### What this task involves:
Return each line holding the string "more".

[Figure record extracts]
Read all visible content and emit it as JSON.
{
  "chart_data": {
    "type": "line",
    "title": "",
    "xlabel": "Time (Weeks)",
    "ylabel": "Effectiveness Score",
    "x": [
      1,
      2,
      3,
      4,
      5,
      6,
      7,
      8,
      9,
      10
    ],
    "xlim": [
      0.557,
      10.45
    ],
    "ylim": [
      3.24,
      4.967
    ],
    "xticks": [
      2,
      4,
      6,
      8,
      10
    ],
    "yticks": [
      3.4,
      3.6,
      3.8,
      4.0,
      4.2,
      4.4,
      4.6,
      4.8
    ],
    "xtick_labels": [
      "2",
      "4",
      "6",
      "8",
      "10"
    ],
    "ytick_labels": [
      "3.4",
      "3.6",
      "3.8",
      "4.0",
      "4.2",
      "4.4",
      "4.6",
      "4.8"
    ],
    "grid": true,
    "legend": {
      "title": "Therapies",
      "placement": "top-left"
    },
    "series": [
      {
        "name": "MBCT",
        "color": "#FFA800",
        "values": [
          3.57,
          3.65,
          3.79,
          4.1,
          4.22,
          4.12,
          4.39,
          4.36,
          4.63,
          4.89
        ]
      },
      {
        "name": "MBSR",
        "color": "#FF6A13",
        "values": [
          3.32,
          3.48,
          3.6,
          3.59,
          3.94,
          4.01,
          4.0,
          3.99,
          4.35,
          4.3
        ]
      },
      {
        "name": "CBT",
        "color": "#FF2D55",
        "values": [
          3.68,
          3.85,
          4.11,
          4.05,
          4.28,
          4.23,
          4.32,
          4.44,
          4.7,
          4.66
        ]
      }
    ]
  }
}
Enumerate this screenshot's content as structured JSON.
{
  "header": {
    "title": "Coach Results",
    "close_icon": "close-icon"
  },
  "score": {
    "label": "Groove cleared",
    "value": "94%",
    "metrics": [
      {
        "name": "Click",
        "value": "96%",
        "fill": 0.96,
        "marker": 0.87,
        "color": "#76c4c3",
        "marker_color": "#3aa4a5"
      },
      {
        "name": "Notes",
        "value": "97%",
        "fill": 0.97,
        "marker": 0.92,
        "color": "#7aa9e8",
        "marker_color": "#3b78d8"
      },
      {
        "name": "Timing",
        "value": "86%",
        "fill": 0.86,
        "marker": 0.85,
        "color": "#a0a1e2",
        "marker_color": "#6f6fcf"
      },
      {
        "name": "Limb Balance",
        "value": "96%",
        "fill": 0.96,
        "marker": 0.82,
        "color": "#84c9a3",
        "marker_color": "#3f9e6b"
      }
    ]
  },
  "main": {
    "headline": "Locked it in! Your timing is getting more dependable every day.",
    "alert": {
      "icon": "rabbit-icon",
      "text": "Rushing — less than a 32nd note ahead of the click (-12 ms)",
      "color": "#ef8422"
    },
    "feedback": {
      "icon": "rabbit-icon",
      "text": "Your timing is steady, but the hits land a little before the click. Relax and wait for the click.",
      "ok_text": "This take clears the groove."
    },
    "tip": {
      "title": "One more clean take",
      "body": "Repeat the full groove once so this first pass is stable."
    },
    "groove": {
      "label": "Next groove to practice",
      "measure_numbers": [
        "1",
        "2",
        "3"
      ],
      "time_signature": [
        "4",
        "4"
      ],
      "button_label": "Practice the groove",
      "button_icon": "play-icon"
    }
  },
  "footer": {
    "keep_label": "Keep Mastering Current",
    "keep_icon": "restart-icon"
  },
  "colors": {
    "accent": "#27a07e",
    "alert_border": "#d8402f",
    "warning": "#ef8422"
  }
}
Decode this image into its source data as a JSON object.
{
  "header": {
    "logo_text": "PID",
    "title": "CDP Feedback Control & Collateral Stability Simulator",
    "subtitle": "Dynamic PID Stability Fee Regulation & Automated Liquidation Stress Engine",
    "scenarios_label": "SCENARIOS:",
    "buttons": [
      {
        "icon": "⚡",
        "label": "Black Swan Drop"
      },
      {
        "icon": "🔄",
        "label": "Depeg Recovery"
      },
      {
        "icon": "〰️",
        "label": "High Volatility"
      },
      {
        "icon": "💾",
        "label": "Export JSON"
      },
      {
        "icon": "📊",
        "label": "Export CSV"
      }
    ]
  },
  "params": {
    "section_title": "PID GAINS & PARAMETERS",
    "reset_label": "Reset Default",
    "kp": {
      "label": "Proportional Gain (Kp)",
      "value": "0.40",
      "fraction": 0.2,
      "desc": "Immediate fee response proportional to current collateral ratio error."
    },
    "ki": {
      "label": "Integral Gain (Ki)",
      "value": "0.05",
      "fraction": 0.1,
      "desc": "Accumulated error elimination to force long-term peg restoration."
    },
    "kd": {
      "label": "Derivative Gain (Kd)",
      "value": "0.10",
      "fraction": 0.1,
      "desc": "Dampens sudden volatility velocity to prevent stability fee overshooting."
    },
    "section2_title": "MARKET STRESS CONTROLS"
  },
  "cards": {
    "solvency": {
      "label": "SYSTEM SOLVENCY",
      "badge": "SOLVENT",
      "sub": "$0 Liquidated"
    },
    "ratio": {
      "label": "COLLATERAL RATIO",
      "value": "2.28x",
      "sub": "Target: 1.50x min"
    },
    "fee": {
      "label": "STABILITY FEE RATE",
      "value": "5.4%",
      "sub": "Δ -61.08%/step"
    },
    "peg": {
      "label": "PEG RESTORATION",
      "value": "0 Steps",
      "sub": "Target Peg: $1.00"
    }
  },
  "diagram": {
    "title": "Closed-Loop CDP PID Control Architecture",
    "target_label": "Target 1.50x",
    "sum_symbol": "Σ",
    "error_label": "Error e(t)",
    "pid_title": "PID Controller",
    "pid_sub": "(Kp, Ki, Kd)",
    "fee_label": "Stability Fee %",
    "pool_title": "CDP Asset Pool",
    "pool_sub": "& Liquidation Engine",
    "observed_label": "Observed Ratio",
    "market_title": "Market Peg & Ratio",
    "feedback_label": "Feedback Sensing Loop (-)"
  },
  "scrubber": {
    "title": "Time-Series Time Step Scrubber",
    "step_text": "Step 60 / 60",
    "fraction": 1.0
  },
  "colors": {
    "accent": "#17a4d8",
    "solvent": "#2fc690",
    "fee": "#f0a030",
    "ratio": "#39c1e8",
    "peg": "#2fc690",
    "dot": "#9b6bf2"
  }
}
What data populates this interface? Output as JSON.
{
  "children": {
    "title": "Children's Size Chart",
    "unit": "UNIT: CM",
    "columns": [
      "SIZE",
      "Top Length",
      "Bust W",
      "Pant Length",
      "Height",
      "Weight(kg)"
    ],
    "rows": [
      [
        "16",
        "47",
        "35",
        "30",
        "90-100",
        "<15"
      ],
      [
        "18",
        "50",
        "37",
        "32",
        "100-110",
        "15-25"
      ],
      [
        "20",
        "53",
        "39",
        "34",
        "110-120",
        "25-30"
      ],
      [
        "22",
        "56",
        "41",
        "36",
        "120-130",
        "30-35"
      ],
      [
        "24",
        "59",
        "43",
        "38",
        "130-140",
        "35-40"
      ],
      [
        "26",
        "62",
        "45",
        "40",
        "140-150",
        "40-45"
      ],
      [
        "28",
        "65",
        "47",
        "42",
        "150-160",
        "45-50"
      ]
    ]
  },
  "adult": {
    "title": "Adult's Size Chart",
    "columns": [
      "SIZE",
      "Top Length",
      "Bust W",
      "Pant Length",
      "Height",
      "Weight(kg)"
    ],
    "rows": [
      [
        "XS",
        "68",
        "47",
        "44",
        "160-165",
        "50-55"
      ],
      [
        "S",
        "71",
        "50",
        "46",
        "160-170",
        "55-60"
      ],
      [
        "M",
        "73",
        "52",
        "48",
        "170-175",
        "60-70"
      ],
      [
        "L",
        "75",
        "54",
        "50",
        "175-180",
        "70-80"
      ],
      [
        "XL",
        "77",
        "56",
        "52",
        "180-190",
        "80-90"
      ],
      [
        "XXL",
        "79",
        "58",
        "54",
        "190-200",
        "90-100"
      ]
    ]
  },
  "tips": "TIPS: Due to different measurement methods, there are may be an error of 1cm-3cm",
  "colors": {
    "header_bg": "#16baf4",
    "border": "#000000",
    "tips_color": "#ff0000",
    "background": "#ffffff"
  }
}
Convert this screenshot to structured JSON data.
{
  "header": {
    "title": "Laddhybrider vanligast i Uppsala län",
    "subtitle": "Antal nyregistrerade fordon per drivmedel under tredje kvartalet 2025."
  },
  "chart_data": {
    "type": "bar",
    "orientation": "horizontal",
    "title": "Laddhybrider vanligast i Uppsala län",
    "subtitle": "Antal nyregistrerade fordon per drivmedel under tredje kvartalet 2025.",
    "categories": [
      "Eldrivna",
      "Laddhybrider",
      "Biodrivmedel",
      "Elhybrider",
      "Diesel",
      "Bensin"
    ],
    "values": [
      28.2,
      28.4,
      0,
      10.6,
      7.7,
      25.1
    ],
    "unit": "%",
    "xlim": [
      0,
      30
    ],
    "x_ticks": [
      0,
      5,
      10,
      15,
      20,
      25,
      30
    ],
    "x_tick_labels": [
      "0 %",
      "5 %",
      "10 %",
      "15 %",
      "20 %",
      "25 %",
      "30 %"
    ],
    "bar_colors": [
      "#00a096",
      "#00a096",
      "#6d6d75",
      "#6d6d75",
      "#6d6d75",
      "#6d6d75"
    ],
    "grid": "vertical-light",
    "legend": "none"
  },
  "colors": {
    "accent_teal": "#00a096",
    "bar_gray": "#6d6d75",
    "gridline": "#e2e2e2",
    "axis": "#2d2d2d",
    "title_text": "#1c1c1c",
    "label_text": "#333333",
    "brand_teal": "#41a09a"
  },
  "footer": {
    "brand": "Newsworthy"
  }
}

### Right answer:
    "headline": "Locked it in! Your timing is getting more dependable every day.",
      "title": "One more clean take",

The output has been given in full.